**Problem statement**
Every record here needs to be written out again exactly.

**Excerpted data**
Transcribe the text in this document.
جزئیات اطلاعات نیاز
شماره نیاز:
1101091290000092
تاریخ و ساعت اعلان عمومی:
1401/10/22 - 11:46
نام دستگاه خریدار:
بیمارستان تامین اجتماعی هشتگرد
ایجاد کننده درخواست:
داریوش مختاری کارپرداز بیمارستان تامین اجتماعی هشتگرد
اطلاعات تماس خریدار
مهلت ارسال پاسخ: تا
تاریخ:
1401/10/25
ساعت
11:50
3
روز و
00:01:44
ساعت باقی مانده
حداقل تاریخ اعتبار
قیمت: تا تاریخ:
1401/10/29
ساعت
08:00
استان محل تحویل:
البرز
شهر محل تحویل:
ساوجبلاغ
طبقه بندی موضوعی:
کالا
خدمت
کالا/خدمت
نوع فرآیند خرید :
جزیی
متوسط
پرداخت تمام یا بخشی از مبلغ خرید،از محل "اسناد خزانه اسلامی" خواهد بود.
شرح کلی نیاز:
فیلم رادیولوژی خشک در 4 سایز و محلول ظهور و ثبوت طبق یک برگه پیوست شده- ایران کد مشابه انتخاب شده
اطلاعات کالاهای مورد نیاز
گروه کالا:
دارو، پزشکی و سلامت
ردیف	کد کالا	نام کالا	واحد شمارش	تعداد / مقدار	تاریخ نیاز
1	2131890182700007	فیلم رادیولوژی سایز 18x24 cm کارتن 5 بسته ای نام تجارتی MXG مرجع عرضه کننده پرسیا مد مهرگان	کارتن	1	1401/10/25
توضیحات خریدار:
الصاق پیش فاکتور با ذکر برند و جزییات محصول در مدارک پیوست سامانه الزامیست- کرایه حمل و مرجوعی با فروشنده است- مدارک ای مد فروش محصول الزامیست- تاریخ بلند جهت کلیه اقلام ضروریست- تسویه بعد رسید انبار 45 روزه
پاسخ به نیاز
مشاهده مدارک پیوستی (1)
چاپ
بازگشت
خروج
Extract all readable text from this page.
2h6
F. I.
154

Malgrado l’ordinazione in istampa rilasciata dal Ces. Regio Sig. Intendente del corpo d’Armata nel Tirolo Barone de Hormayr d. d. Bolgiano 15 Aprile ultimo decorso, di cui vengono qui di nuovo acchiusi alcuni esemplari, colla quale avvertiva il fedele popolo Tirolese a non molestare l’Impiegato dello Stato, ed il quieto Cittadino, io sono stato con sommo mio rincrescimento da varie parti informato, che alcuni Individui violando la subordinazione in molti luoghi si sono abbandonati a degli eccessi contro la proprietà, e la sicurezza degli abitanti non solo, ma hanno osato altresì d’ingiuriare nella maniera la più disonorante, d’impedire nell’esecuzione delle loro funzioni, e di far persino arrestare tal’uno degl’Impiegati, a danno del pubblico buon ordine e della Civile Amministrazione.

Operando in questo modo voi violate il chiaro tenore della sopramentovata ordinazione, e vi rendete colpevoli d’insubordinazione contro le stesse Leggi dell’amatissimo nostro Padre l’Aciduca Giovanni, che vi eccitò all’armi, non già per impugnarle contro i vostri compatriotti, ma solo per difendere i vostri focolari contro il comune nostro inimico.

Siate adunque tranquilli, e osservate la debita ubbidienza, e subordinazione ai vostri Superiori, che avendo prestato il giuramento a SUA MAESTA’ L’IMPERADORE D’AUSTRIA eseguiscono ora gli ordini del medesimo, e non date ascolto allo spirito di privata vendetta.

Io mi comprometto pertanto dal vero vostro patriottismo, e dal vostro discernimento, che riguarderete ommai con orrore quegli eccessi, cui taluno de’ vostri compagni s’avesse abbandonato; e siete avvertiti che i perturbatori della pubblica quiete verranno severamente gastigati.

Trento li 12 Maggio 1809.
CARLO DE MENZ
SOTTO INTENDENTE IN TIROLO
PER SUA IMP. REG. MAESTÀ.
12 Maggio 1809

**Problem solution**
Transcribe the text in this document.
جزئیات اطلاعات نیاز
شماره نیاز:
1101091290000092
تاریخ و ساعت اعلان عمومی:
1401/10/22 - 11:46
نام دستگاه خریدار:
بیمارستان تامین اجتماعی هشتگرد
ایجاد کننده درخواست:
داریوش مختاری کارپرداز بیمارستان تامین اجتماعی هشتگرد
اطلاعات تماس خریدار
مهلت ارسال پاسخ: تا
تاریخ:
1401/10/25
ساعت
11:50
3
روز و
00:01:44
ساعت باقی مانده
حداقل تاریخ اعتبار
قیمت: تا تاریخ:
1401/10/29
ساعت
08:00
استان محل تحویل:
البرز
شهر محل تحویل:
ساوجبلاغ
طبقه بندی موضوعی:
کالا
خدمت
کالا/خدمت
نوع فرآیند خرید :
جزیی
متوسط
پرداخت تمام یا بخشی از مبلغ خرید،از محل "اسناد خزانه اسلامی" خواهد بود.
شرح کلی نیاز:
فیلم رادیولوژی خشک در 4 سایز و محلول ظهور و ثبوت طبق یک برگه پیوست شده- ایران کد مشابه انتخاب شده
اطلاعات کالاهای مورد نیاز
گروه کالا:
دارو، پزشکی و سلامت
ردیف	کد کالا	نام کالا	واحد شمارش	تعداد / مقدار	تاریخ نیاز
1	2131890182700007	فیلم رادیولوژی سایز 18x24 cm کارتن 5 بسته ای نام تجارتی MXG مرجع عرضه کننده پرسیا مد مهرگان	کارتن	1	1401/10/25
توضیحات خریدار:
الصاق پیش فاکتور با ذکر برند و جزییات محصول در مدارک پیوست سامانه الزامیست- کرایه حمل و مرجوعی با فروشنده است- مدارک ای مد فروش محصول الزامیست- تاریخ بلند جهت کلیه اقلام ضروریست- تسویه بعد رسید انبار 45 روزه
پاسخ به نیاز
مشاهده مدارک پیوستی (1)
چاپ
بازگشت
خروج
Extract all readable text from this page.
2h6
F. I.
154

Malgrado l’ordinazione in istampa rilasciata dal Ces. Regio Sig. Intendente del corpo d’Armata nel Tirolo Barone de Hormayr d. d. Bolgiano 15 Aprile ultimo decorso, di cui vengono qui di nuovo acchiusi alcuni esemplari, colla quale avvertiva il fedele popolo Tirolese a non molestare l’Impiegato dello Stato, ed il quieto Cittadino, io sono stato con sommo mio rincrescimento da varie parti informato, che alcuni Individui violando la subordinazione in molti luoghi si sono abbandonati a degli eccessi contro la proprietà, e la sicurezza degli abitanti non solo, ma hanno osato altresì d’ingiuriare nella maniera la più disonorante, d’impedire nell’esecuzione delle loro funzioni, e di far persino arrestare tal’uno degl’Impiegati, a danno del pubblico buon ordine e della Civile Amministrazione.

Operando in questo modo voi violate il chiaro tenore della sopramentovata ordinazione, e vi rendete colpevoli d’insubordinazione contro le stesse Leggi dell’amatissimo nostro Padre l’Aciduca Giovanni, che vi eccitò all’armi, non già per impugnarle contro i vostri compatriotti, ma solo per difendere i vostri focolari contro il comune nostro inimico.

Siate adunque tranquilli, e osservate la debita ubbidienza, e subordinazione ai vostri Superiori, che avendo prestato il giuramento a SUA MAESTA’ L’IMPERADORE D’AUSTRIA eseguiscono ora gli ordini del medesimo, e non date ascolto allo spirito di privata vendetta.

Io mi comprometto pertanto dal vero vostro patriottismo, e dal vostro discernimento, che riguarderete ommai con orrore quegli eccessi, cui taluno de’ vostri compagni s’avesse abbandonato; e siete avvertiti che i perturbatori della pubblica quiete verranno severamente gastigati.

Trento li 12 Maggio 1809.
CARLO DE MENZ
SOTTO INTENDENTE IN TIROLO
PER SUA IMP. REG. MAESTÀ.
12 Maggio 1809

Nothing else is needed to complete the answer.